(Data entries)
____________________

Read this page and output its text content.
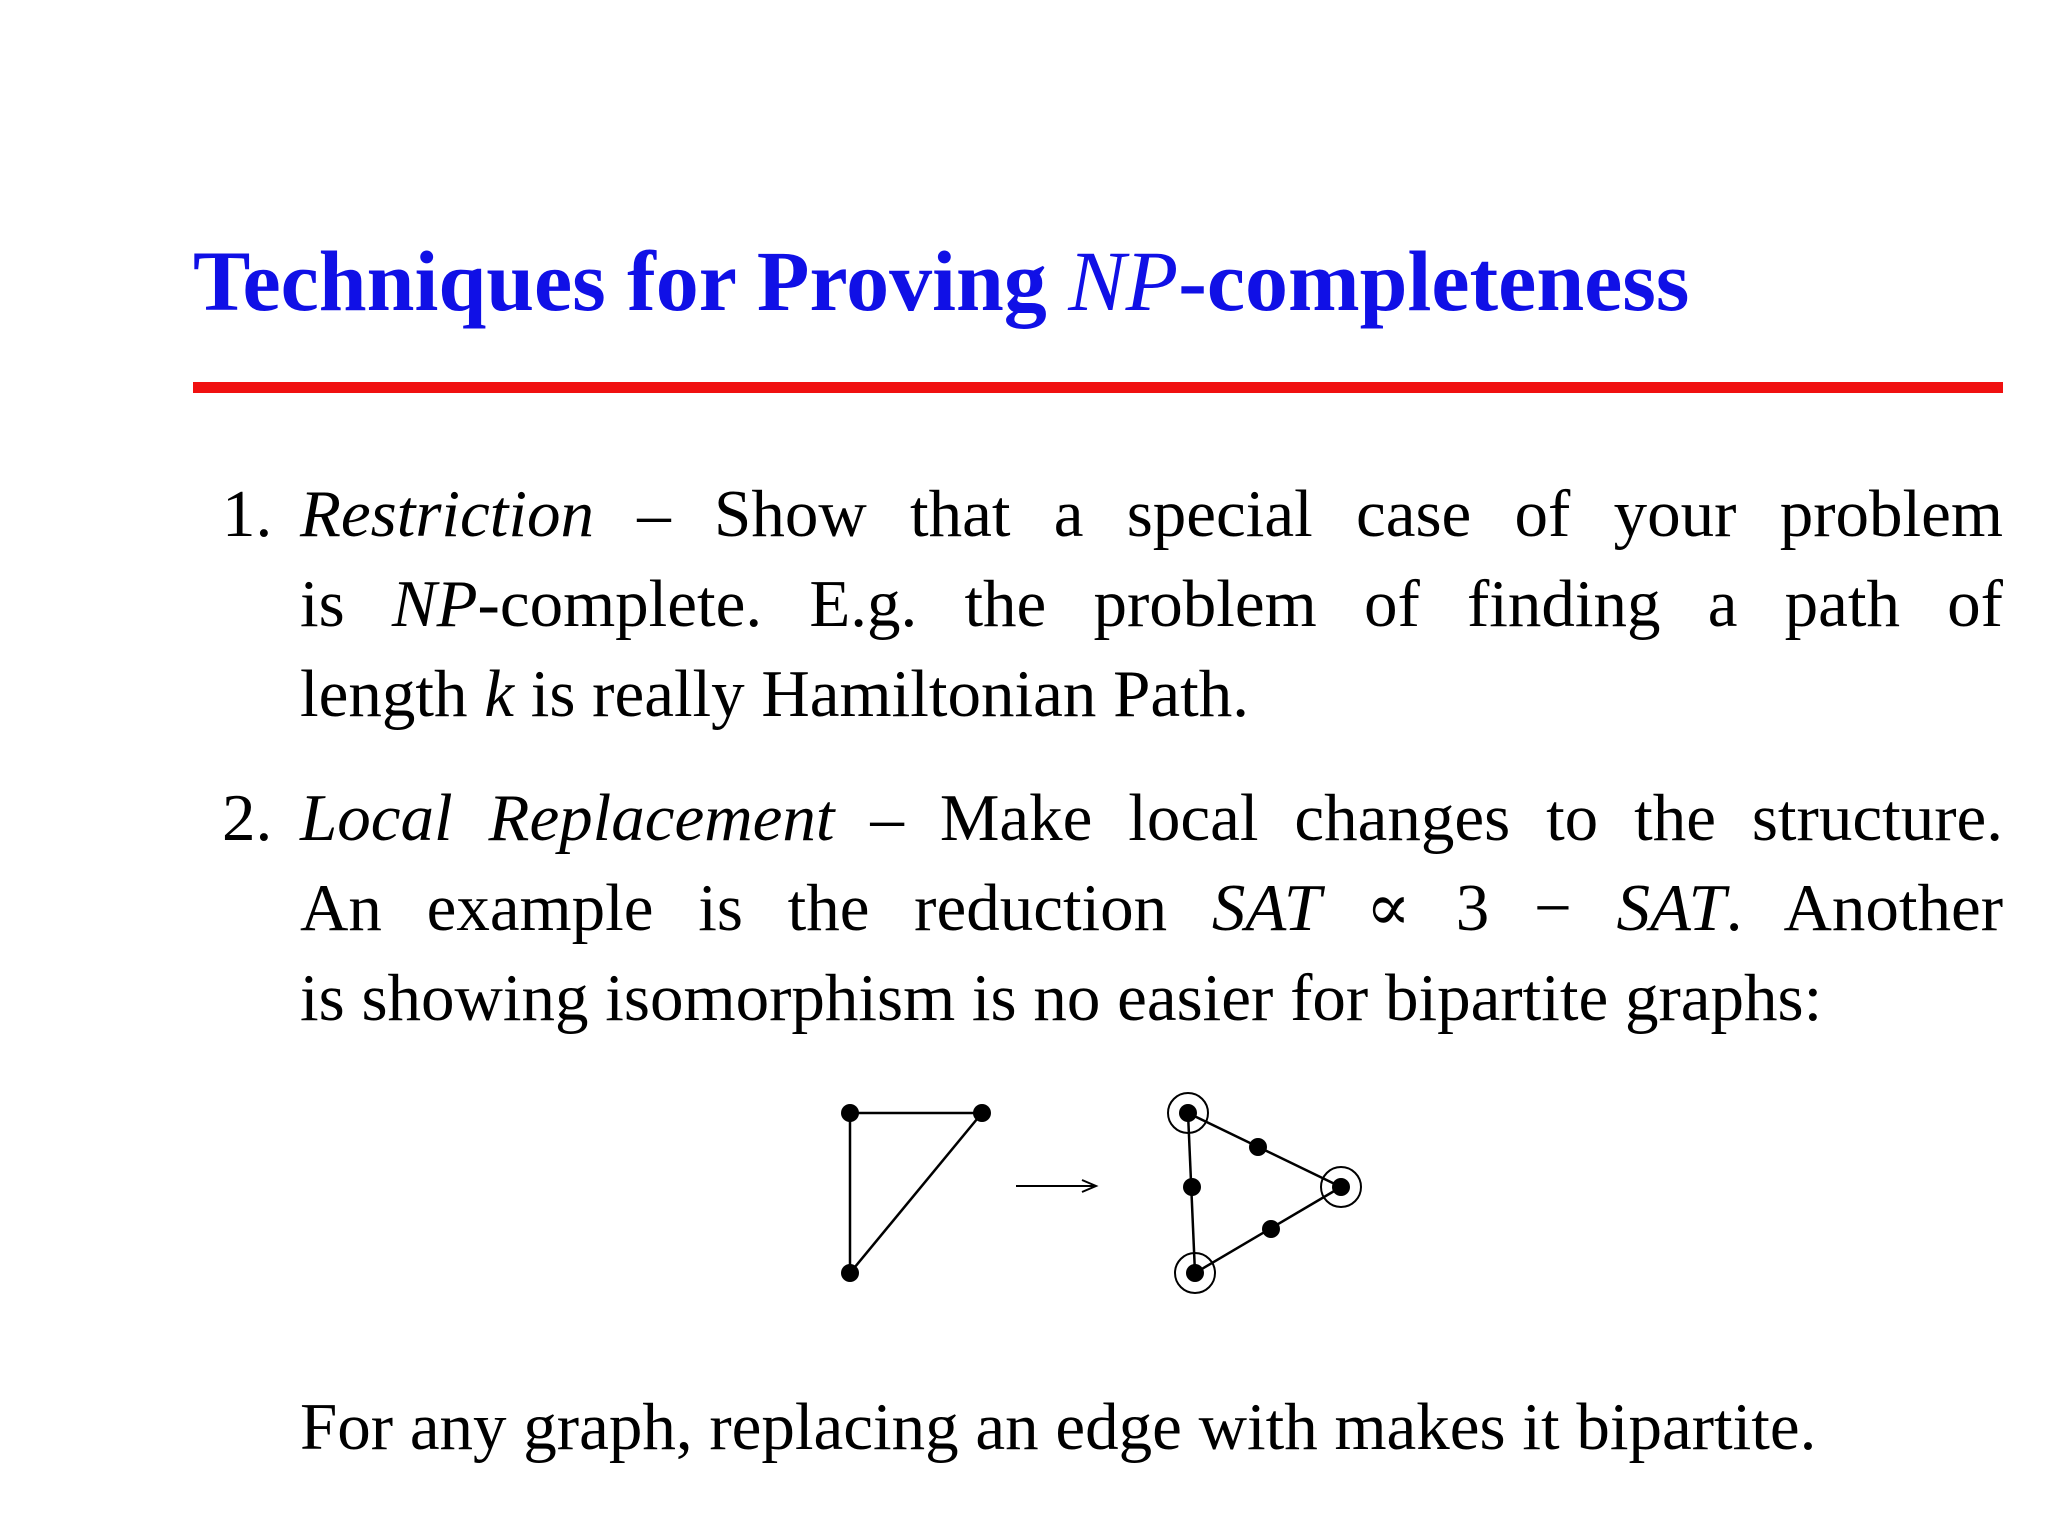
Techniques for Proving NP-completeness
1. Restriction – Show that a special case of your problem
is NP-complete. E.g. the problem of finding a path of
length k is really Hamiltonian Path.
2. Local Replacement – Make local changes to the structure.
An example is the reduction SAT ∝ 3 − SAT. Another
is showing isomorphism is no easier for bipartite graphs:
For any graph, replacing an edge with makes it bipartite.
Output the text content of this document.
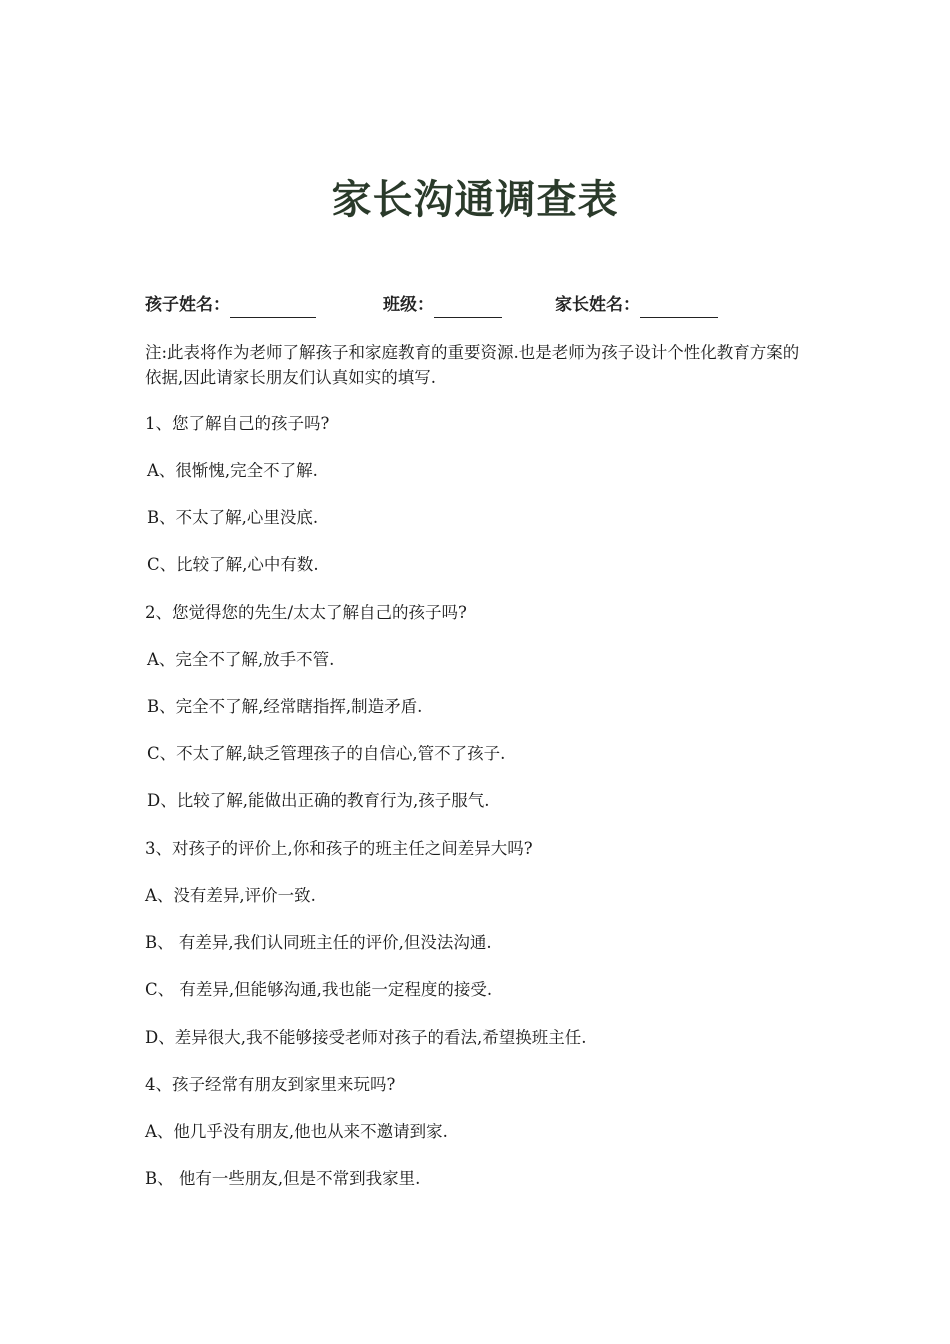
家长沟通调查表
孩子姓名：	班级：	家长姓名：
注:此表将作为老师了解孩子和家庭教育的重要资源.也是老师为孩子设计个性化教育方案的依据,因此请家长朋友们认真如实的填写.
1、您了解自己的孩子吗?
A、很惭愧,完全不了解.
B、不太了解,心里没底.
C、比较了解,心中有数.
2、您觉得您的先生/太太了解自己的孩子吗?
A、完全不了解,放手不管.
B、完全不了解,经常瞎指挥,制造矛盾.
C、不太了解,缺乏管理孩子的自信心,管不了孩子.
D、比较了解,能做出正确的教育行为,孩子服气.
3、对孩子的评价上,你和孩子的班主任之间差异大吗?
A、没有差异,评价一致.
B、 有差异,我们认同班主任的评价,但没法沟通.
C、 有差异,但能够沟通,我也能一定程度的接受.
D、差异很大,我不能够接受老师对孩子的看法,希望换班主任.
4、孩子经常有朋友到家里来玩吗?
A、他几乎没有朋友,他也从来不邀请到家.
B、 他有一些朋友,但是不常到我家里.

____________________

[STATED TASK]
All lines above containing the string "text" are to be collected.

[THE REPLY]
Read this page and output its text content.
Output the text content of this document.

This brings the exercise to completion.